(Extracted records)
(begin)

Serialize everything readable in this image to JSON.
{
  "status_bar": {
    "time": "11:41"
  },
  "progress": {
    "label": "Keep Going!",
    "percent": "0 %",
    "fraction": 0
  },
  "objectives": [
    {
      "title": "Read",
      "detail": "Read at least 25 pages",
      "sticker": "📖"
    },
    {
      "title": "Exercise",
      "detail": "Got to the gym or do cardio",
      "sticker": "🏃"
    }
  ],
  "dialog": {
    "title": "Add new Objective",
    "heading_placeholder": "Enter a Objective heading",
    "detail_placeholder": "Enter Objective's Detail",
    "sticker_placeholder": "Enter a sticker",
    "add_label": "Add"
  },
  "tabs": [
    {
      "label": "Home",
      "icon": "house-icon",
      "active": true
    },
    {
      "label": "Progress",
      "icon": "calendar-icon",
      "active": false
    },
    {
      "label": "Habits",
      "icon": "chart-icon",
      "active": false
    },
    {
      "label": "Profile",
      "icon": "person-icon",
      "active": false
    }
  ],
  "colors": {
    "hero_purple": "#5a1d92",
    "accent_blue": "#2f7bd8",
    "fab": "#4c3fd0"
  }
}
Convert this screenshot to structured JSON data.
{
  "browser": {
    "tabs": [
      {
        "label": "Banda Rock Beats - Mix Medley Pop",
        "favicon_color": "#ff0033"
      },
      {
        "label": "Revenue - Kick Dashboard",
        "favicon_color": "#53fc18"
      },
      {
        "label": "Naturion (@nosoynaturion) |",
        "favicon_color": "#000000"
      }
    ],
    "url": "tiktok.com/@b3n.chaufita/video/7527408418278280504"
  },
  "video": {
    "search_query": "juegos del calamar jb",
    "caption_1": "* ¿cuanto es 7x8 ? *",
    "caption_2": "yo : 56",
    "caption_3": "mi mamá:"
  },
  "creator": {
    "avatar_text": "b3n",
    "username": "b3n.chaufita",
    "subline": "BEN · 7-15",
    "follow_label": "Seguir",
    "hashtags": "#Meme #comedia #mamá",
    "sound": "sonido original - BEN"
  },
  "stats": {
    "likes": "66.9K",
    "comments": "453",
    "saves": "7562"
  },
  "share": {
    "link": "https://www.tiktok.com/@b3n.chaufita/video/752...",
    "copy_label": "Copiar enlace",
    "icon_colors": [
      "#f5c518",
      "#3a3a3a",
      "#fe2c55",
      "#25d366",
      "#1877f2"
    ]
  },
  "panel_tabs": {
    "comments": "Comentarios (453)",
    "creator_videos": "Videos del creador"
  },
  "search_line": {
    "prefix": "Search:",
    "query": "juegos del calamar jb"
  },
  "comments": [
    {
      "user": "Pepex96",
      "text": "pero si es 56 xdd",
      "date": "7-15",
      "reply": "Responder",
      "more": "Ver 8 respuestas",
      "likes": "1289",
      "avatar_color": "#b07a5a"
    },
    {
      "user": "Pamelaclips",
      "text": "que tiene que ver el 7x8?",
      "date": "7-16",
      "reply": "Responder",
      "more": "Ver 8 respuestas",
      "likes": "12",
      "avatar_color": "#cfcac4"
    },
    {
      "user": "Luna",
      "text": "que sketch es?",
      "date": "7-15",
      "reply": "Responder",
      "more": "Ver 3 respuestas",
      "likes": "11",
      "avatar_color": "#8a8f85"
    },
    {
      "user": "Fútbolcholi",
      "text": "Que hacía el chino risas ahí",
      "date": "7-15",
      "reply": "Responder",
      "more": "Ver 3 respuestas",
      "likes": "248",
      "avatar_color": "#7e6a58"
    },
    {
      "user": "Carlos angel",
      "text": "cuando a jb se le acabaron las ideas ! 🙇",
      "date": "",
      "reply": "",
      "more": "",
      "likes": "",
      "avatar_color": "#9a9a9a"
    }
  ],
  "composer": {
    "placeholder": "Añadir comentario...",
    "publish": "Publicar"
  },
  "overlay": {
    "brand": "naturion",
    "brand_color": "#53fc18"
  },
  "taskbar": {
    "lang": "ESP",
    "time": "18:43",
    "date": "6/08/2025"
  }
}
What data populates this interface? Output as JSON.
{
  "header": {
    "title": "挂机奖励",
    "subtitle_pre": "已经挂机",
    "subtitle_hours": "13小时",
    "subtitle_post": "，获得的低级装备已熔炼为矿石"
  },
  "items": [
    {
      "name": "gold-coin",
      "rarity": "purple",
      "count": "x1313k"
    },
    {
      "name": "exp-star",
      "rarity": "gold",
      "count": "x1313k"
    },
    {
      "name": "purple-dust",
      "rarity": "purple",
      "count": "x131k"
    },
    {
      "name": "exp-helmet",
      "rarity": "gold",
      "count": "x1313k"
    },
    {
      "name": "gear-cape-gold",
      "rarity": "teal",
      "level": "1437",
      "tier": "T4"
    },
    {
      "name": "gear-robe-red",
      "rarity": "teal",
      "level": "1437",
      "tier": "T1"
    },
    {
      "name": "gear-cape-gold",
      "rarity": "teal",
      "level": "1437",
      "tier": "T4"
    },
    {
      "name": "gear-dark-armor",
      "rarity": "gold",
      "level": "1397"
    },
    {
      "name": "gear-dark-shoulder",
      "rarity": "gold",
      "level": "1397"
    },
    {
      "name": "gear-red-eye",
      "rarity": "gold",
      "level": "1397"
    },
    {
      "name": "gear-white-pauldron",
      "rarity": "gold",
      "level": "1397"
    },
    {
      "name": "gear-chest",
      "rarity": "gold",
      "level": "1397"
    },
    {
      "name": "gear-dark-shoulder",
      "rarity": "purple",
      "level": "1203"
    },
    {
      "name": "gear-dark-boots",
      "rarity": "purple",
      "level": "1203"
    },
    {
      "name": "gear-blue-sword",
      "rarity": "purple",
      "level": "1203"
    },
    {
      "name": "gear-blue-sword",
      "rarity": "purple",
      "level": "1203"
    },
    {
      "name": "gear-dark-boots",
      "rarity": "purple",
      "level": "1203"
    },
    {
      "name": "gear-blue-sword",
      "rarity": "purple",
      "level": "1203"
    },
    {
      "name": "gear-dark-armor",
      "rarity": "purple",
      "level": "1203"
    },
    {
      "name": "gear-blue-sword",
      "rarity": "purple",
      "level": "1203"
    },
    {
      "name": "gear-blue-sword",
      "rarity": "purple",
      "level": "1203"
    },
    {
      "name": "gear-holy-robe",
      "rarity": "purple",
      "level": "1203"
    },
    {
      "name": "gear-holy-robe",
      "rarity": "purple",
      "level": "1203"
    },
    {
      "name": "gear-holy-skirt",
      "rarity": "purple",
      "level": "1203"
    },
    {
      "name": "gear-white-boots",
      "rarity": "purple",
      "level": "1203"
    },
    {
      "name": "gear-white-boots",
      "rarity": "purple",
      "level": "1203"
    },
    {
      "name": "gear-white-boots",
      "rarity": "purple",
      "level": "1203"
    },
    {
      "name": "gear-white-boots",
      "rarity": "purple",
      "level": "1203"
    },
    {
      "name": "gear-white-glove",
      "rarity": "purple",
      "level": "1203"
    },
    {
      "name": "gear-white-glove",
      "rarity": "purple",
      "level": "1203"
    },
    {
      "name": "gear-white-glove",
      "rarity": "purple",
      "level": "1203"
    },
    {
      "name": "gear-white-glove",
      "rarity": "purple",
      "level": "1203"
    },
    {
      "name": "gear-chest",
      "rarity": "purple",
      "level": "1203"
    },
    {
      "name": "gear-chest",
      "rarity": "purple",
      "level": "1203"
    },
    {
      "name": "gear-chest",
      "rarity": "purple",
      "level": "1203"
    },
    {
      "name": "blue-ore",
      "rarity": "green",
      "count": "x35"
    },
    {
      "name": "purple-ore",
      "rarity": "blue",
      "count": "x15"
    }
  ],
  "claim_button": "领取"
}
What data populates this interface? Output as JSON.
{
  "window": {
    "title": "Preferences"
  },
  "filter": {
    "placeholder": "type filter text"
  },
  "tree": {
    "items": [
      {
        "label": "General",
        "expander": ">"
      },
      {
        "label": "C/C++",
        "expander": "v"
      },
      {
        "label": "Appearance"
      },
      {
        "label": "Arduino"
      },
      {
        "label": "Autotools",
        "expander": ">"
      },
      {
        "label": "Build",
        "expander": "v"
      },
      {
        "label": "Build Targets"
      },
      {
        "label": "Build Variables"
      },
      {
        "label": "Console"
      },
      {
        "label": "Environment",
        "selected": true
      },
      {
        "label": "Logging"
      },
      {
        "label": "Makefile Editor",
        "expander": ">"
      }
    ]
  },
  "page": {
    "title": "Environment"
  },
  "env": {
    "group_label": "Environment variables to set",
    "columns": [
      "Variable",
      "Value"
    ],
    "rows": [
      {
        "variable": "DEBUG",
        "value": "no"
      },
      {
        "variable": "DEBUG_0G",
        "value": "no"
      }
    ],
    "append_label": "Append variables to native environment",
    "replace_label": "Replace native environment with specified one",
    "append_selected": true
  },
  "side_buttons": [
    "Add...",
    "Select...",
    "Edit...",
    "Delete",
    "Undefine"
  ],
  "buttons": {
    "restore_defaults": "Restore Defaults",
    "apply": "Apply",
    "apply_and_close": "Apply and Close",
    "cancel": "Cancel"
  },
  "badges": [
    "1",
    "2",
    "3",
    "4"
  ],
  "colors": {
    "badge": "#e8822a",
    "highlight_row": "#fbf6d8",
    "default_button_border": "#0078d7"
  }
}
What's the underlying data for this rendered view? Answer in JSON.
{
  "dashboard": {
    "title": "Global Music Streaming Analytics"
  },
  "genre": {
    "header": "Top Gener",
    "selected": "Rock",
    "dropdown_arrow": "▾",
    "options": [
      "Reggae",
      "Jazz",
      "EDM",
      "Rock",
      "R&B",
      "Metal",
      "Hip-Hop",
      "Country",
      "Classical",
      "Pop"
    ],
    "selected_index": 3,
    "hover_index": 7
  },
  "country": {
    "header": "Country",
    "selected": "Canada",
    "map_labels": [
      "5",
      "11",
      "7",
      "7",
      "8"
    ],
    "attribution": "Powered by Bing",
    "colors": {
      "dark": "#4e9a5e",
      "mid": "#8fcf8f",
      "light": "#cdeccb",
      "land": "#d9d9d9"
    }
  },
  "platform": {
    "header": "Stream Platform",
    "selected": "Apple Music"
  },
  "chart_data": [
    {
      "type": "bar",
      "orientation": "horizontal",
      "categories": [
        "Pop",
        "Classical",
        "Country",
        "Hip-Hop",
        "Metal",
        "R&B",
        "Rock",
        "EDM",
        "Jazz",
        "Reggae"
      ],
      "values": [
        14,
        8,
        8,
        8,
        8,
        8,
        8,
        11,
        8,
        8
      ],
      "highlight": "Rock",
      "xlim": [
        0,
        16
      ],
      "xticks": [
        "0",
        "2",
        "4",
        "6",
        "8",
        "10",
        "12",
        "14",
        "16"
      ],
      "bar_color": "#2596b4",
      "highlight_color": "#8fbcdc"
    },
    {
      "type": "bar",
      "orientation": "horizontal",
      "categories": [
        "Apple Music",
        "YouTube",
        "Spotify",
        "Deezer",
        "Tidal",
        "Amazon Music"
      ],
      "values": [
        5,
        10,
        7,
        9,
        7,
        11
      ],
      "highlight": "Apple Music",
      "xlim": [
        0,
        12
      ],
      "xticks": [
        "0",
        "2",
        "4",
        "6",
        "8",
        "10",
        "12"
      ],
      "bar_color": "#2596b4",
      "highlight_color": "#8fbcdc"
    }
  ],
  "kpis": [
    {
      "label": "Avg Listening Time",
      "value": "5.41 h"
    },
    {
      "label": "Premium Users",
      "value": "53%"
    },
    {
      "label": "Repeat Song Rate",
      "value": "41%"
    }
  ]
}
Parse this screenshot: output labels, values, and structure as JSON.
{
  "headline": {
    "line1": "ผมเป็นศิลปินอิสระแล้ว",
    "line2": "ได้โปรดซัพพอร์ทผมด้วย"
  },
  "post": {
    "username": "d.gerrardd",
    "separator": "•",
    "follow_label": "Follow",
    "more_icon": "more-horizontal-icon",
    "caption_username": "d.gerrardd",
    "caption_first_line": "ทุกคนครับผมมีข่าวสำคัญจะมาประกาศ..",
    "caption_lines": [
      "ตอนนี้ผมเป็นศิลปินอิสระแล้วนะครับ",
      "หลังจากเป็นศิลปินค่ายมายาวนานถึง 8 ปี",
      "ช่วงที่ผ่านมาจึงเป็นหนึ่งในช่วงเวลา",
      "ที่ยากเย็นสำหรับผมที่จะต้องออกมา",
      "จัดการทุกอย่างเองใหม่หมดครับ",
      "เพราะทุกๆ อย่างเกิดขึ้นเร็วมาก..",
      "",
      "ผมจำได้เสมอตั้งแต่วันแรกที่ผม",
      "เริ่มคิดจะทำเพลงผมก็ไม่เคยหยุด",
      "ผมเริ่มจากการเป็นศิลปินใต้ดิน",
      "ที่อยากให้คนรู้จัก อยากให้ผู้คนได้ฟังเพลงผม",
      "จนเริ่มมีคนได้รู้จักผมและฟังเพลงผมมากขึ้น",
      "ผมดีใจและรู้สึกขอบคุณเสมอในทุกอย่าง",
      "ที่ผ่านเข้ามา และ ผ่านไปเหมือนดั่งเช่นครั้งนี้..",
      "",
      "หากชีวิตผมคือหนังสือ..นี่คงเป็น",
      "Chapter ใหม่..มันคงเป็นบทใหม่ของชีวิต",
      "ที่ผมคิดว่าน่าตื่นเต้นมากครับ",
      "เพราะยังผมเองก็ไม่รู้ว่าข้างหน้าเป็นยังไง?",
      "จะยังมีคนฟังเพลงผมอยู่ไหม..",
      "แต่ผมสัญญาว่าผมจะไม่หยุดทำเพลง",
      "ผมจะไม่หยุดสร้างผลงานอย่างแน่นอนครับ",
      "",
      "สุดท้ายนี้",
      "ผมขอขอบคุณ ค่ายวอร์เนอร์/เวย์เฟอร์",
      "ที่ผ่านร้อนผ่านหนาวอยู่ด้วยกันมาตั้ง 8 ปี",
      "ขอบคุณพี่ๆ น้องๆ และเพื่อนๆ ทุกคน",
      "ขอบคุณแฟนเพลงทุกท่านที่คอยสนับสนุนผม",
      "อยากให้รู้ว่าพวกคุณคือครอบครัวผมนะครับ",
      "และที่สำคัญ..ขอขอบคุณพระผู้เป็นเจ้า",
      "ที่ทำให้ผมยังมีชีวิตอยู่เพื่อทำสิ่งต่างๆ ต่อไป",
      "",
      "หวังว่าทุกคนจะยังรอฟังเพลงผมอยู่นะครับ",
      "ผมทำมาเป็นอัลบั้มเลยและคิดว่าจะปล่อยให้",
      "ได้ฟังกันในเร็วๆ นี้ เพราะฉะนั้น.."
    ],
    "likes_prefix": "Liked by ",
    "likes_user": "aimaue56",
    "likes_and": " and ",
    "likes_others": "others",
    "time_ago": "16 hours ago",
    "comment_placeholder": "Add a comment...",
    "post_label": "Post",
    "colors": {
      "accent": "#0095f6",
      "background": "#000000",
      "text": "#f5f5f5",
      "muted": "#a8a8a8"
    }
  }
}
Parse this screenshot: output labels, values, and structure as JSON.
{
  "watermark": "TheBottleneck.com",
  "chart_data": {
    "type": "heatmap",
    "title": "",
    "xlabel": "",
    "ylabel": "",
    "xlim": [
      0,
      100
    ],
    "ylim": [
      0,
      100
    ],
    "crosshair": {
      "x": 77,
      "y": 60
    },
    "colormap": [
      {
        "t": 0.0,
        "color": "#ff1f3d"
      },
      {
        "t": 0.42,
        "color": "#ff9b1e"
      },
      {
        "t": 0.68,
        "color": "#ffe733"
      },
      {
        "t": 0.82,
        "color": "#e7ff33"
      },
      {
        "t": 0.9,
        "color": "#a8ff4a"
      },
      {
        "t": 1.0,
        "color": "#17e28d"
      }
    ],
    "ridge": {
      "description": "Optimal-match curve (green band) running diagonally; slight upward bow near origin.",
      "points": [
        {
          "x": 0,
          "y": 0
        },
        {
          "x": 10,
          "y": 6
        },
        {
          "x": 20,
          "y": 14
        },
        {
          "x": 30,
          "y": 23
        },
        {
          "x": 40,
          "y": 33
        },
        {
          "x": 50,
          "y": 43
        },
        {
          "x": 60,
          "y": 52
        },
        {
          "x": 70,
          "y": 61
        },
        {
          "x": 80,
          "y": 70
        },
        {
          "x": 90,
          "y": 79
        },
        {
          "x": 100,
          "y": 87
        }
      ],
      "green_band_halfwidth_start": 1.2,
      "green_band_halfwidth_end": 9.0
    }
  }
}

(end)

→ Task details
Find every line of the data that holds the string "calamar", then say how many there are and nothing else.

→ Solution below
2